◆ **Task directions**:
Return the line containing "What does this" and all lines after it exactly; stop at the end of the material.

— Start of Supplied records —

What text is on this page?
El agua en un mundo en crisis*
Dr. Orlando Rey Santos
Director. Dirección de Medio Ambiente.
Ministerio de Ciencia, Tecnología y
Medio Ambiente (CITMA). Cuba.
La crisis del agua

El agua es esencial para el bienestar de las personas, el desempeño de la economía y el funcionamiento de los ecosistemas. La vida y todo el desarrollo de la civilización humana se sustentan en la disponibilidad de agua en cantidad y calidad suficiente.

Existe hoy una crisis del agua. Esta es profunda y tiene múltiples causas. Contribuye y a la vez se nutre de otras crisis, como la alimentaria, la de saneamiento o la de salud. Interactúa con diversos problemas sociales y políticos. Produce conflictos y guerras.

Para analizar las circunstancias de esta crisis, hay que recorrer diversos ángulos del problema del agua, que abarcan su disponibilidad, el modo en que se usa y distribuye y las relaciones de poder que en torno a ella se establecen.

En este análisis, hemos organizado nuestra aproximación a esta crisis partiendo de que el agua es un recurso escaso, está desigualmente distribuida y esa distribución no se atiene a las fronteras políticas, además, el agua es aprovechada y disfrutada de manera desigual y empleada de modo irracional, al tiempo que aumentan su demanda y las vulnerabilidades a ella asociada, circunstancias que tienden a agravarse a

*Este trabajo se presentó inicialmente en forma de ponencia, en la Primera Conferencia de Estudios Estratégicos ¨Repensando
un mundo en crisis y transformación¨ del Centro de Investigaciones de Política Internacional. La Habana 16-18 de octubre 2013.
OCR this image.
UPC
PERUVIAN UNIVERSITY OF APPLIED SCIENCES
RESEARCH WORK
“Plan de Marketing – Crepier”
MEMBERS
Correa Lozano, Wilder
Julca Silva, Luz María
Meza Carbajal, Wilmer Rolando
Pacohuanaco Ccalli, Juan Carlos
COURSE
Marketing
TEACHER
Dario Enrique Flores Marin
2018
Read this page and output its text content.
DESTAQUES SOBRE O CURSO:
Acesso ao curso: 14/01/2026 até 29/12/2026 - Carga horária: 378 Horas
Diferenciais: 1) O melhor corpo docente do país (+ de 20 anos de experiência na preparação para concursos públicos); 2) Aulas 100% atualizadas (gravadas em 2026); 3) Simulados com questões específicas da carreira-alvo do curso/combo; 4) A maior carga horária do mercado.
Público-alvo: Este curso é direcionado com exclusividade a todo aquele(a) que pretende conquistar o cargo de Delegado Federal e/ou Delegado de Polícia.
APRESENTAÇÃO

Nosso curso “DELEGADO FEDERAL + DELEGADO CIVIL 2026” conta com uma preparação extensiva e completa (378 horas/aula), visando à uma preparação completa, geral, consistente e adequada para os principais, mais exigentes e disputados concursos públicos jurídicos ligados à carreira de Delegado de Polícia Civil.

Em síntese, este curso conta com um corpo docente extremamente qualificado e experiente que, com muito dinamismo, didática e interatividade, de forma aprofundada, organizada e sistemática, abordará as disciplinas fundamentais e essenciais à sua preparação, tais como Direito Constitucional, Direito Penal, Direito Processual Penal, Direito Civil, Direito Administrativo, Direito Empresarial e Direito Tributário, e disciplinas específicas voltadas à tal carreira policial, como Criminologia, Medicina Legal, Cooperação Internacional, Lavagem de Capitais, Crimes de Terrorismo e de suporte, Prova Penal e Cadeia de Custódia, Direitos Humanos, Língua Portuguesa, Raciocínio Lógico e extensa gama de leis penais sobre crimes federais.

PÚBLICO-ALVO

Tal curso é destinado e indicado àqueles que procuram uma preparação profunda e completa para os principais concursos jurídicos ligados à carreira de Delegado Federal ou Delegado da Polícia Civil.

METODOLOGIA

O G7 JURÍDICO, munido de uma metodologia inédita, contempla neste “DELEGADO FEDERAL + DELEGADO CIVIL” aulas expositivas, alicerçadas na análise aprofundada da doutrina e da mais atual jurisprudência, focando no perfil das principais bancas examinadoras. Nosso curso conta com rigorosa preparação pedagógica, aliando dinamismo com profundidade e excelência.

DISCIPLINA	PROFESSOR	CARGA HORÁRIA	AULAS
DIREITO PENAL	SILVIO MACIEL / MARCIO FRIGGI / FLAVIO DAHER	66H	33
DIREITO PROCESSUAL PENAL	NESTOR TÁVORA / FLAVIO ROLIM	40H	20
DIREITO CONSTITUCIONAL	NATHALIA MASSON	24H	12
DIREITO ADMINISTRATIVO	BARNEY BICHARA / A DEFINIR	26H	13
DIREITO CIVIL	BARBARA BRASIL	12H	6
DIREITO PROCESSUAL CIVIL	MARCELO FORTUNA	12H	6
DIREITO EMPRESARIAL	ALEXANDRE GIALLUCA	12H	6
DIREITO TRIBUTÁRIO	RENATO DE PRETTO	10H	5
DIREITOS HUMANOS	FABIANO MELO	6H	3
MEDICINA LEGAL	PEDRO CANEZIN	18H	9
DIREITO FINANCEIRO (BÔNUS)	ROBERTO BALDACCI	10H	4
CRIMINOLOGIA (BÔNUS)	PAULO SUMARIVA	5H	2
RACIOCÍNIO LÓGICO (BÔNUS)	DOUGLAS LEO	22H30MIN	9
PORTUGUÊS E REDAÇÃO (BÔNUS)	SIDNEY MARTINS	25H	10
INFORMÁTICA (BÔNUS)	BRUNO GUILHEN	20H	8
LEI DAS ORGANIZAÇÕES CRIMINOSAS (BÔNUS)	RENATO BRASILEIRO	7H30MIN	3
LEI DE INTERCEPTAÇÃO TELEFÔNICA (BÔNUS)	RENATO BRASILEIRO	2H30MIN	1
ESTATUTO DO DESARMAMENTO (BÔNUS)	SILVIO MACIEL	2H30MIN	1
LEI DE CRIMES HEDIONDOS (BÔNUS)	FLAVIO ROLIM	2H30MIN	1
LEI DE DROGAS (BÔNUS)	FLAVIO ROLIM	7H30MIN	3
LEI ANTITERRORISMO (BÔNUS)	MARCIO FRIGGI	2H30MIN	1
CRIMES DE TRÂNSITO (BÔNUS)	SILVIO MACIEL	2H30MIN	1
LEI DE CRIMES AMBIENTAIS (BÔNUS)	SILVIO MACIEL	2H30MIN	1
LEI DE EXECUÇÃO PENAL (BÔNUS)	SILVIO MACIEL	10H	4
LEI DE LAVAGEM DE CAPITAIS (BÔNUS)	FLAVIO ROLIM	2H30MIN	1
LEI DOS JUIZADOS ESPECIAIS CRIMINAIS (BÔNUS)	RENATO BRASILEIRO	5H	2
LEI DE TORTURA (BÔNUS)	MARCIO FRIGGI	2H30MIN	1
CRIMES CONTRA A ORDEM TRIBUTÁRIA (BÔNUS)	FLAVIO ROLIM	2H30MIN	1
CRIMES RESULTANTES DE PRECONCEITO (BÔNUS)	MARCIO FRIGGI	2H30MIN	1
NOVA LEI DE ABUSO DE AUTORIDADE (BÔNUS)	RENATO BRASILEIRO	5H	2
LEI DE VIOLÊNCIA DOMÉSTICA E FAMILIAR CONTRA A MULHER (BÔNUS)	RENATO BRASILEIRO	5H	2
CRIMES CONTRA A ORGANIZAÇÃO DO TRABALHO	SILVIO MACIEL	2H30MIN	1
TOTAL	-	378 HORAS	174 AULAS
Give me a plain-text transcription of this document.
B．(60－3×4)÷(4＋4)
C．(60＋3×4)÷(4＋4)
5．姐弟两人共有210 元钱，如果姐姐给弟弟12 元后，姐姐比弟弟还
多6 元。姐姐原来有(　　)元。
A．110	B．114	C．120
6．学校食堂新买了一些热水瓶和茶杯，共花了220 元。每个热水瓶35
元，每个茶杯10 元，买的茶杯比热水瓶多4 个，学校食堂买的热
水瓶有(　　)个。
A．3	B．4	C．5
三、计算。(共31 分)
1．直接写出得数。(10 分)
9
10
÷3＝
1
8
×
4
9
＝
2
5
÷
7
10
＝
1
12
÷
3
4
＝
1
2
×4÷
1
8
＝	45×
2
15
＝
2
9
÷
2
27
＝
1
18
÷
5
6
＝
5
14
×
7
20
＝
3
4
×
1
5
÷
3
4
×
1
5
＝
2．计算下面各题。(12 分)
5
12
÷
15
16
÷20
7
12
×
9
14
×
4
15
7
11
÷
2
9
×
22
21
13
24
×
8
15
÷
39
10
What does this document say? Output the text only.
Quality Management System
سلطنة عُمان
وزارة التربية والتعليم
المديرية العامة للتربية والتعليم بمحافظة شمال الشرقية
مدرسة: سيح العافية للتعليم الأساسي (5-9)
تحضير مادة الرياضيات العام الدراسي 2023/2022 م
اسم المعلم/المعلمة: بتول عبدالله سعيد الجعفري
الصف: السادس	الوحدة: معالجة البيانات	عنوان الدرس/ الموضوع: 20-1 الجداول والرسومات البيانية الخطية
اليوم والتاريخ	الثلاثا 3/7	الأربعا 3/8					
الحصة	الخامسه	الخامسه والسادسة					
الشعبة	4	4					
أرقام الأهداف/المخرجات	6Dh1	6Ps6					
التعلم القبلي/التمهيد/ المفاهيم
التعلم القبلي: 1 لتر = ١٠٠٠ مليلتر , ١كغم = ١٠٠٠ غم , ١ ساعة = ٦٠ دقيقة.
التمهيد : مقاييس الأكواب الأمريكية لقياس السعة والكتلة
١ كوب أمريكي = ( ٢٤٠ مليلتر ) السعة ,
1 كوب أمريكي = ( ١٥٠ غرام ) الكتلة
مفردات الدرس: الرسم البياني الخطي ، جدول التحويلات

— End of Supplied records —

◆ **Written solution**:
What does this document say? Output the text only.
Quality Management System
سلطنة عُمان
وزارة التربية والتعليم
المديرية العامة للتربية والتعليم بمحافظة شمال الشرقية
مدرسة: سيح العافية للتعليم الأساسي (5-9)
تحضير مادة الرياضيات العام الدراسي 2023/2022 م
اسم المعلم/المعلمة: بتول عبدالله سعيد الجعفري
الصف: السادس	الوحدة: معالجة البيانات	عنوان الدرس/ الموضوع: 20-1 الجداول والرسومات البيانية الخطية
اليوم والتاريخ	الثلاثا 3/7	الأربعا 3/8					
الحصة	الخامسه	الخامسه والسادسة					
الشعبة	4	4					
أرقام الأهداف/المخرجات	6Dh1	6Ps6					
التعلم القبلي/التمهيد/ المفاهيم
التعلم القبلي: 1 لتر = ١٠٠٠ مليلتر , ١كغم = ١٠٠٠ غم , ١ ساعة = ٦٠ دقيقة.
التمهيد : مقاييس الأكواب الأمريكية لقياس السعة والكتلة
١ كوب أمريكي = ( ٢٤٠ مليلتر ) السعة ,
1 كوب أمريكي = ( ١٥٠ غرام ) الكتلة
مفردات الدرس: الرسم البياني الخطي ، جدول التحويلات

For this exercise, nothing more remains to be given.